◆ Source text:
----

[WikiEN-l] Totally unscientific investigation...

Matt Brown morven at gmail.com
Tue Nov 15 12:52:34 UTC 2005


On 11/15/05, kosebamse at gmx.net <kosebamse at gmx.net> wrote:
> As soon as they stray away from the featured article
> on the front page, or happen to run into the random pages, their impression
> will be not favorable. That's what I tried to find to out with my twenty
> random pages.

I submit that the vast majority of the truly awful pages on Wikipedia
are very hard to find without the Random Page function, because
they're very poorly linked into the site.  There are many substandard
articles on important topics, but much fewer that are utterly
horrible.

> But it IS getting in the way. I have recently spent several hours patrolling
> the newpages and recent changes, and that was a very sobering experience.

----

[Collected data entries]

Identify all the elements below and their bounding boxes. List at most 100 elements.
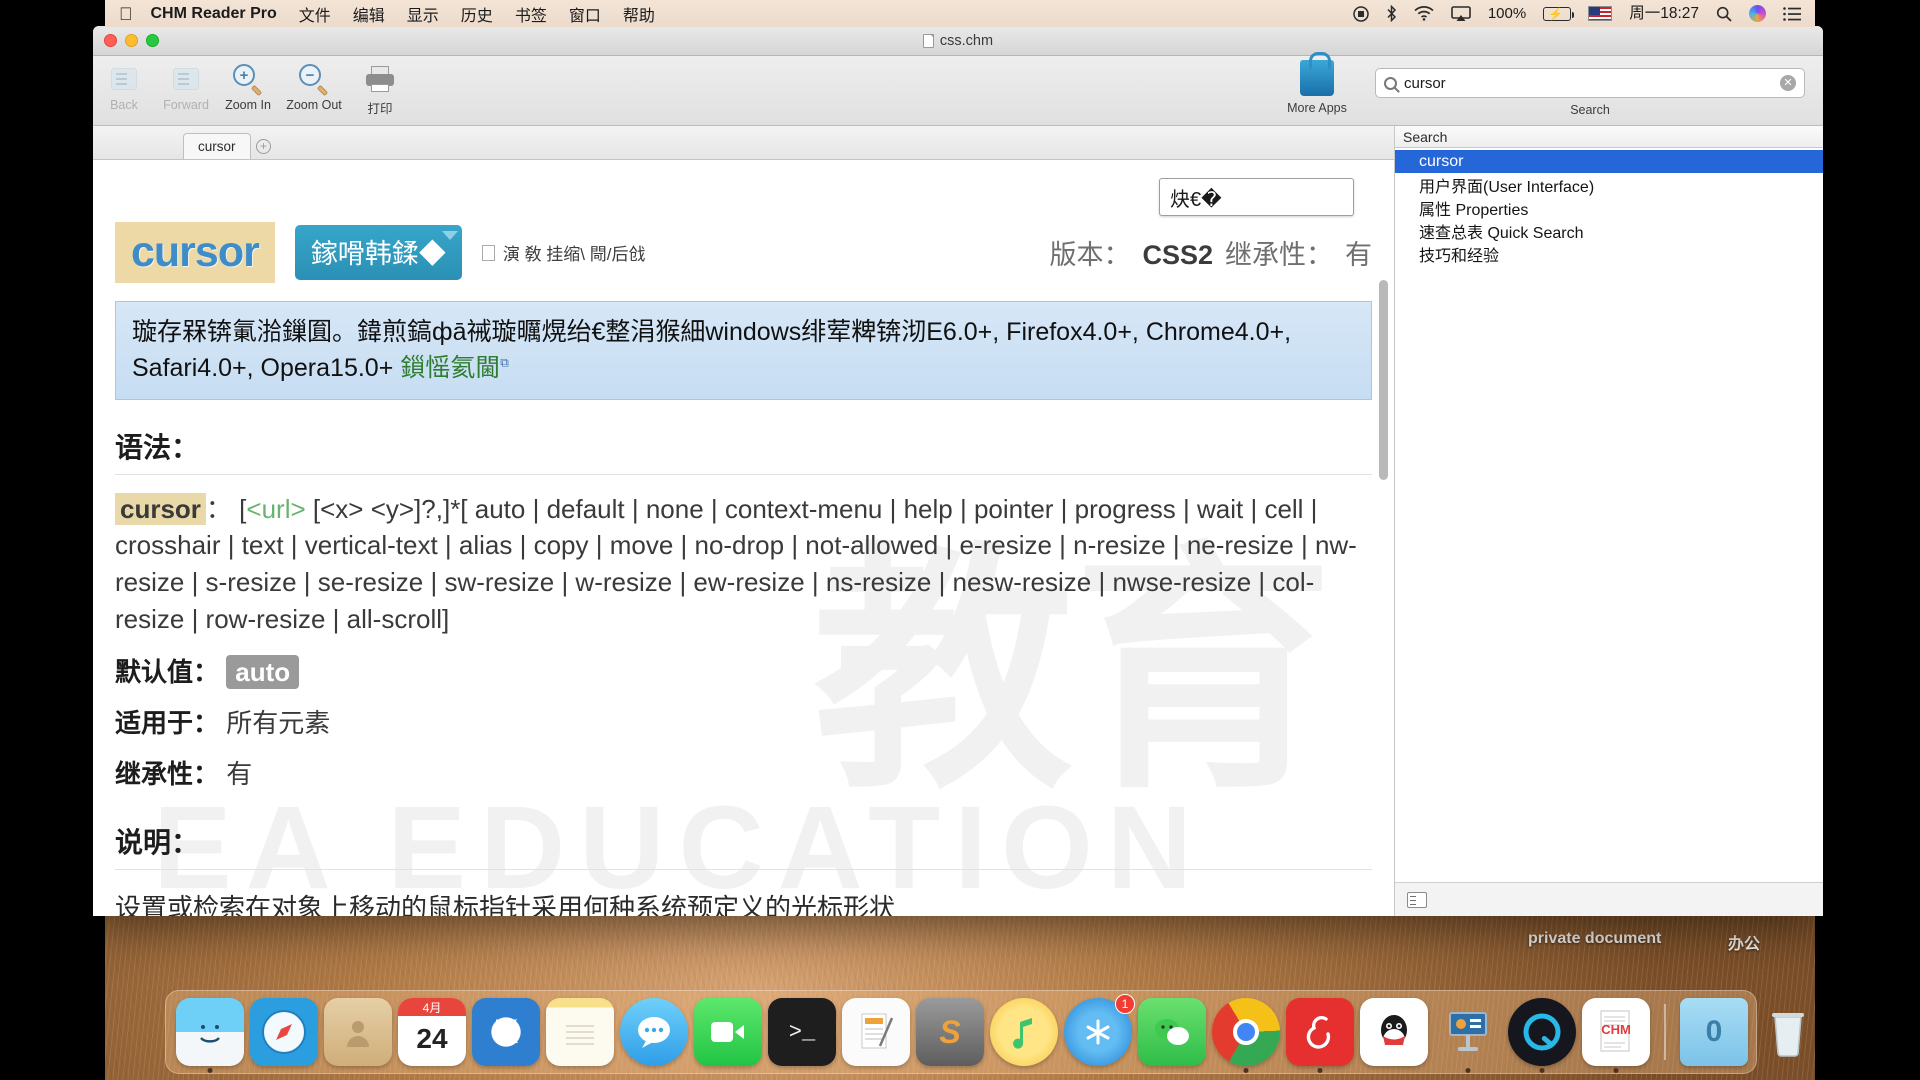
dock-item-pages[interactable] — [842, 998, 910, 1066]
sidebar-item-properties[interactable]: 属性 Properties — [1395, 196, 1823, 219]
menu-item-file[interactable]: 文件 — [299, 2, 331, 26]
property-title-chip: cursor — [115, 222, 275, 283]
dock-item-messages[interactable] — [620, 998, 688, 1066]
menu-item-edit[interactable]: 编辑 — [353, 2, 385, 26]
sidebar-item-tips[interactable]: 技巧和经验 — [1395, 242, 1823, 265]
dock-item-keynote[interactable] — [1434, 998, 1502, 1073]
toolbar-search-group: cursor ✕ Search — [1375, 56, 1805, 117]
zoom-out-icon: − — [279, 62, 349, 97]
apple-menu-icon[interactable]:  — [119, 5, 133, 23]
dock-item-notes[interactable] — [546, 998, 614, 1066]
airplay-icon[interactable] — [1451, 5, 1471, 22]
dock-item-app-store[interactable]: 1 — [1064, 994, 1135, 1066]
breadcrumb[interactable]: 演 敎 挂缩\ 閜/后戗 — [481, 240, 645, 265]
toolbar-right: More Apps cursor ✕ Search — [1277, 52, 1823, 117]
dock-item-wechat[interactable] — [1138, 998, 1206, 1066]
property-title: cursor — [131, 228, 260, 276]
sidebar-header: Search — [1395, 126, 1823, 148]
app-store-badge: 1 — [1115, 994, 1135, 1014]
printer-icon — [349, 62, 411, 96]
menu-item-view[interactable]: 显示 — [407, 2, 439, 26]
search-input[interactable]: cursor ✕ — [1375, 68, 1805, 98]
menu-app-name[interactable]: CHM Reader Pro — [151, 5, 277, 23]
forward-button[interactable]: Forward — [155, 56, 217, 112]
chevron-down-icon — [441, 231, 458, 240]
window-body: cursor + 教育 EA EDUCATION 炔€� cursor 鎵嗗韩鍒… — [93, 126, 1823, 916]
sidebar-result-list: cursor 用户界面(User Interface) 属性 Propertie… — [1395, 148, 1823, 882]
menu-item-window[interactable]: 窗口 — [569, 2, 601, 26]
battery-icon[interactable]: ⚡ — [1543, 6, 1575, 21]
sidebar-item-quick-search[interactable]: 速查总表 Quick Search — [1395, 219, 1823, 242]
syntax-property-name: cursor — [115, 492, 206, 525]
print-button[interactable]: 打印 — [349, 56, 411, 117]
inherit-label: 继承性： — [1225, 240, 1333, 270]
dock-item-trash[interactable] — [1754, 998, 1822, 1066]
dock-item-downloads-folder[interactable]: 0 — [1680, 998, 1748, 1066]
description-divider — [115, 869, 1372, 871]
version-value: CSS2 — [1142, 240, 1213, 270]
back-icon — [93, 62, 155, 96]
menubar-clock[interactable]: 周一18:27 — [1629, 6, 1699, 22]
content-scrollbar[interactable] — [1379, 280, 1388, 480]
dock-separator — [1664, 1004, 1666, 1060]
dock-item-terminal[interactable]: >_ — [768, 998, 836, 1066]
document-icon — [922, 33, 934, 48]
dock-item-kindle[interactable]: K — [472, 998, 540, 1066]
dock-item-contacts[interactable] — [324, 998, 392, 1066]
note-link[interactable]: 鎻愮氦閫 — [400, 354, 500, 382]
dock-item-safari[interactable] — [250, 998, 318, 1066]
tab-strip: cursor + — [93, 126, 1394, 160]
menu-item-bookmarks[interactable]: 书签 — [515, 2, 547, 26]
search-icon — [1384, 76, 1397, 90]
toolbar: Back Forward + Zoom In − Zoom Out 打印 Mor… — [93, 52, 1823, 126]
dock-item-finder[interactable] — [176, 998, 244, 1073]
demo-button[interactable]: 鎵嗗韩鍒◆ — [294, 225, 462, 280]
spotlight-search-icon[interactable] — [1716, 6, 1732, 22]
dock-item-netease-music[interactable] — [1286, 998, 1354, 1073]
sidebar-item-user-interface[interactable]: 用户界面(User Interface) — [1395, 173, 1823, 196]
dock-item-qq[interactable] — [1360, 998, 1428, 1066]
find-field[interactable]: 炔€� — [1159, 178, 1354, 216]
zoom-out-label: Zoom Out — [286, 98, 342, 112]
dock-item-chm-reader[interactable]: CHM — [1582, 998, 1650, 1073]
sidebar-footer — [1395, 882, 1823, 916]
letterbox-left — [0, 0, 105, 1080]
dock-item-facetime[interactable] — [694, 998, 762, 1066]
dock-item-quicktime[interactable] — [1508, 998, 1576, 1073]
menu-item-history[interactable]: 历史 — [461, 2, 493, 26]
bluetooth-icon[interactable] — [1386, 5, 1397, 22]
running-indicator — [1317, 1068, 1323, 1073]
dock-item-chrome[interactable] — [1212, 998, 1280, 1073]
wifi-icon[interactable] — [1414, 6, 1434, 21]
zoom-in-button[interactable]: + Zoom In — [217, 56, 279, 112]
menu-status-items: 100% ⚡ 周一18:27 — [1353, 5, 1815, 22]
window-title: css.chm — [93, 33, 1823, 49]
dock-item-sublime-text[interactable]: S — [916, 998, 984, 1066]
clear-search-icon[interactable]: ✕ — [1780, 75, 1796, 91]
dock-item-itunes[interactable] — [990, 998, 1058, 1066]
find-field-value: 炔€� — [1170, 188, 1222, 211]
document-body: cursor 鎵嗗韩鍒◆ 演 敎 挂缩\ 閜/后戗 版本： CSS2 继承性： … — [103, 160, 1394, 916]
new-tab-button[interactable]: + — [251, 133, 277, 159]
list-view-icon[interactable] — [1407, 891, 1427, 908]
siri-icon[interactable] — [1749, 5, 1766, 22]
record-icon[interactable] — [1353, 5, 1369, 22]
dock-item-calendar[interactable]: 4月 24 — [398, 998, 466, 1066]
zoom-out-button[interactable]: − Zoom Out — [279, 56, 349, 112]
letterbox-right — [1815, 0, 1920, 1080]
more-apps-button[interactable]: More Apps — [1277, 52, 1357, 115]
notification-center-icon[interactable] — [1783, 6, 1801, 21]
tab-cursor[interactable]: cursor — [183, 133, 251, 159]
menu-item-help[interactable]: 帮助 — [623, 2, 655, 26]
description-heading: 说明： — [115, 827, 200, 859]
back-button[interactable]: Back — [93, 56, 155, 112]
running-indicator — [1613, 1068, 1619, 1073]
document-page: 教育 EA EDUCATION 炔€� cursor 鎵嗗韩鍒◆ 演 敎 挂缩\… — [93, 160, 1394, 916]
sidebar-item-label: 速查总表 Quick Search — [1419, 224, 1584, 242]
window-title-bar: css.chm — [93, 26, 1823, 56]
zoom-in-icon: + — [217, 62, 279, 97]
sidebar-item-label: 用户界面(User Interface) — [1419, 178, 1595, 196]
applies-to-value: 所有元素 — [226, 708, 331, 739]
input-source-flag-icon[interactable] — [1588, 6, 1613, 21]
sidebar-item-cursor[interactable]: cursor — [1395, 150, 1823, 173]
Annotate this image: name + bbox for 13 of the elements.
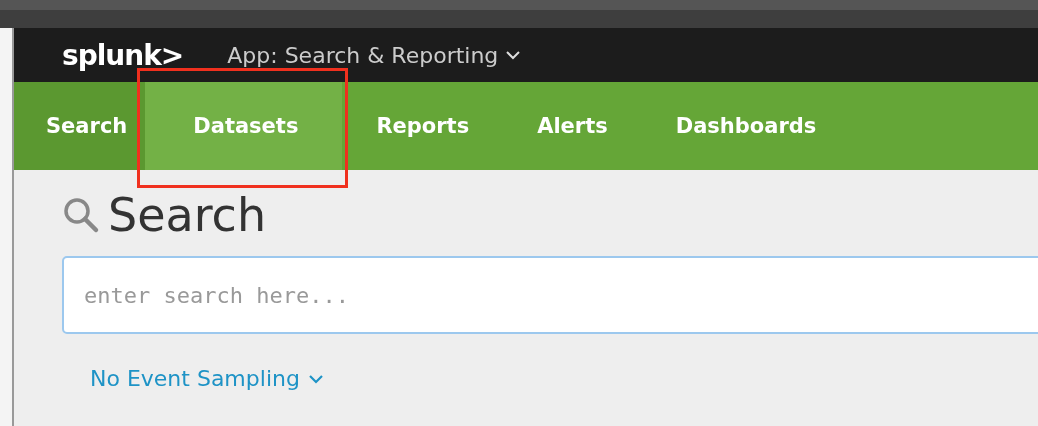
search-field[interactable]: enter search here...: [62, 256, 1038, 334]
page-title: Search: [108, 188, 267, 242]
caret-icon: [307, 373, 324, 384]
logo[interactable]: splunk>: [62, 38, 184, 72]
nav-tab[interactable]: Dashboards: [641, 82, 851, 170]
nav-tab[interactable]: Reports: [342, 82, 504, 170]
nav-tab[interactable]: Alerts: [503, 82, 642, 170]
nav-tab[interactable]: Datasets: [145, 82, 343, 170]
nav-tab[interactable]: Search: [14, 82, 146, 170]
app-menu[interactable]: App: Search & Reporting: [227, 42, 521, 68]
search-icon: [62, 196, 100, 234]
caret-icon: [506, 50, 521, 60]
sampling-dropdown[interactable]: No Event Sampling: [90, 366, 324, 391]
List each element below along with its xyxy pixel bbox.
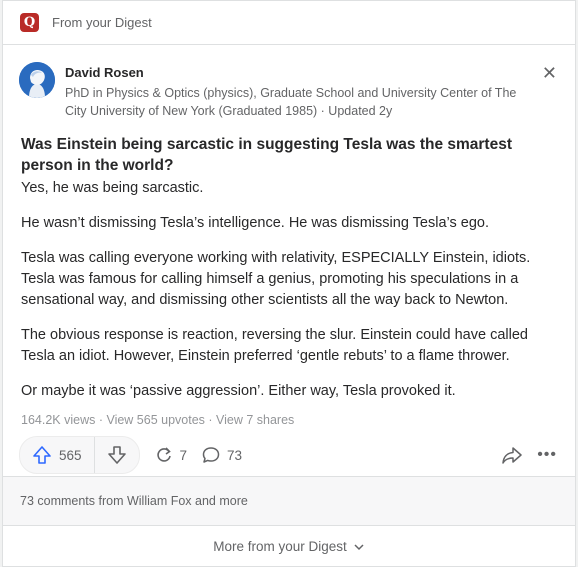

----

◆ Written request 1: Summarize the mailing-list message about Wikipedia's random pages in two sentences.
◆ Written request 2: In the mailing-list message about Wikipedia's random pages, what reason does Matt Brown give for why the truly awful pages are very hard to find without the Random Page function?
◆ Written request 3: Carry the mailing-list message about Wikipedia's random pages forward from its final line.

◆ Expected output 1: Replying to kosebamse's claim that readers who stray from the featured article or hit random pages will form an unfavorable impression, Matt Brown argues that the truly awful pages are very hard to find without the Random Page function because they are poorly linked into the site. Matt Brown grants that many articles on important topics are substandard but says far fewer are utterly horrible, while the quoted reply insists the problem is getting in the way and calls hours of patrolling new pages and recent changes a very sobering experience.

◆ Expected output 2: They are very poorly linked into the site.

◆ Expected output 3:
Another point of view is that it's getting in the way of only those
editors who patrol New Pages.  The flow of new pages is not so large
that we are having trouble coping, and the harm of most of these is
minimal, since they're not linked into the rest of the site.  The only
reason to patrol New Pages at all is that it's easier to weed out the
utter crap at the point of entry.

> Another thought experiment: What if we shut down new page creation for a
> year? Simply declare 2006 the year of quality improvement and accept no new
> pages until 2007.

Frankly, if we did that, I quit.  I'm sure I'm far from alone.

> But we could start lifting the quality of the average article to where it belongs,
> and we would have a chance to lift our reputation beyond the "public toilet"
> image that has deservedly been bestowed upon us.

You care too much about the public image, frankly.  You hear the
complaints louder than the praise, and louder than the silent praise
of all those people who, day after day, use Wikipedia for information.

Some parts of Wikipedia are frankly awful, yes; I submit that a good
proportion of them don't matter.  They're on topics nobody gives a
damn about.

Making the barriers to entry harder is a tempting thought, but among
these newbies and dabblers are tomorrow's admins and writers.  A small
proportion of them, granted, but making it harder decreases the flow
of good people as well as bad people.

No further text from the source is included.